▶ [OBJECTIVE]
Repeat each line exactly, leaving nothing out.

▶ [SUPPLIED ENTRIES]
========================

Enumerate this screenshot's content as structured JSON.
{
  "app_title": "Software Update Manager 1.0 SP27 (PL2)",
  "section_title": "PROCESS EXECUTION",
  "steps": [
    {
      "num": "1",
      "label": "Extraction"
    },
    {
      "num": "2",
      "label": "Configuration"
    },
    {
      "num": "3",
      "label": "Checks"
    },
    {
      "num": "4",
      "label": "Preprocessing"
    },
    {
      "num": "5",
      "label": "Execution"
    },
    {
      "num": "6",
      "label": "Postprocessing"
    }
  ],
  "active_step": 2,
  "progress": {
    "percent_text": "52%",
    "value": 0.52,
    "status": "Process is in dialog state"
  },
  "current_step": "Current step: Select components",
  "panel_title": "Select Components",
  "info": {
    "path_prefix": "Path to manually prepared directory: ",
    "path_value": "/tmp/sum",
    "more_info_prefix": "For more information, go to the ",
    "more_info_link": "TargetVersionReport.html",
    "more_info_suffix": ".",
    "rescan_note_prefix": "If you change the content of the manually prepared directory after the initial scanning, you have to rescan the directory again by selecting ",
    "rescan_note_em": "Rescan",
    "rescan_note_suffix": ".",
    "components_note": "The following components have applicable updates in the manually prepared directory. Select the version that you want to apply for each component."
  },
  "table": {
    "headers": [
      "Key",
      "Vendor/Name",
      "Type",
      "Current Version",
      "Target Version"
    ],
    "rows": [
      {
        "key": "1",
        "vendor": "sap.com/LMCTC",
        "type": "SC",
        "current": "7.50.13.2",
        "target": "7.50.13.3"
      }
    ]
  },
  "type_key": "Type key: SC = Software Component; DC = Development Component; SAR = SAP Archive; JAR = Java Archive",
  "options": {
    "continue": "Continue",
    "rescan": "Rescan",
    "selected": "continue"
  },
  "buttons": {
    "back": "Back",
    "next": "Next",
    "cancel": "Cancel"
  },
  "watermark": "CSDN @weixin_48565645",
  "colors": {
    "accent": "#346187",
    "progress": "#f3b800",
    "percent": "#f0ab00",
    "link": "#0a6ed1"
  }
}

========================

▶ [FULL OUTPUT]
Enumerate this screenshot's content as structured JSON.
{
  "app_title": "Software Update Manager 1.0 SP27 (PL2)",
  "section_title": "PROCESS EXECUTION",
  "steps": [
    {
      "num": "1",
      "label": "Extraction"
    },
    {
      "num": "2",
      "label": "Configuration"
    },
    {
      "num": "3",
      "label": "Checks"
    },
    {
      "num": "4",
      "label": "Preprocessing"
    },
    {
      "num": "5",
      "label": "Execution"
    },
    {
      "num": "6",
      "label": "Postprocessing"
    }
  ],
  "active_step": 2,
  "progress": {
    "percent_text": "52%",
    "value": 0.52,
    "status": "Process is in dialog state"
  },
  "current_step": "Current step: Select components",
  "panel_title": "Select Components",
  "info": {
    "path_prefix": "Path to manually prepared directory: ",
    "path_value": "/tmp/sum",
    "more_info_prefix": "For more information, go to the ",
    "more_info_link": "TargetVersionReport.html",
    "more_info_suffix": ".",
    "rescan_note_prefix": "If you change the content of the manually prepared directory after the initial scanning, you have to rescan the directory again by selecting ",
    "rescan_note_em": "Rescan",
    "rescan_note_suffix": ".",
    "components_note": "The following components have applicable updates in the manually prepared directory. Select the version that you want to apply for each component."
  },
  "table": {
    "headers": [
      "Key",
      "Vendor/Name",
      "Type",
      "Current Version",
      "Target Version"
    ],
    "rows": [
      {
        "key": "1",
        "vendor": "sap.com/LMCTC",
        "type": "SC",
        "current": "7.50.13.2",
        "target": "7.50.13.3"
      }
    ]
  },
  "type_key": "Type key: SC = Software Component; DC = Development Component; SAR = SAP Archive; JAR = Java Archive",
  "options": {
    "continue": "Continue",
    "rescan": "Rescan",
    "selected": "continue"
  },
  "buttons": {
    "back": "Back",
    "next": "Next",
    "cancel": "Cancel"
  },
  "watermark": "CSDN @weixin_48565645",
  "colors": {
    "accent": "#346187",
    "progress": "#f3b800",
    "percent": "#f0ab00",
    "link": "#0a6ed1"
  }
}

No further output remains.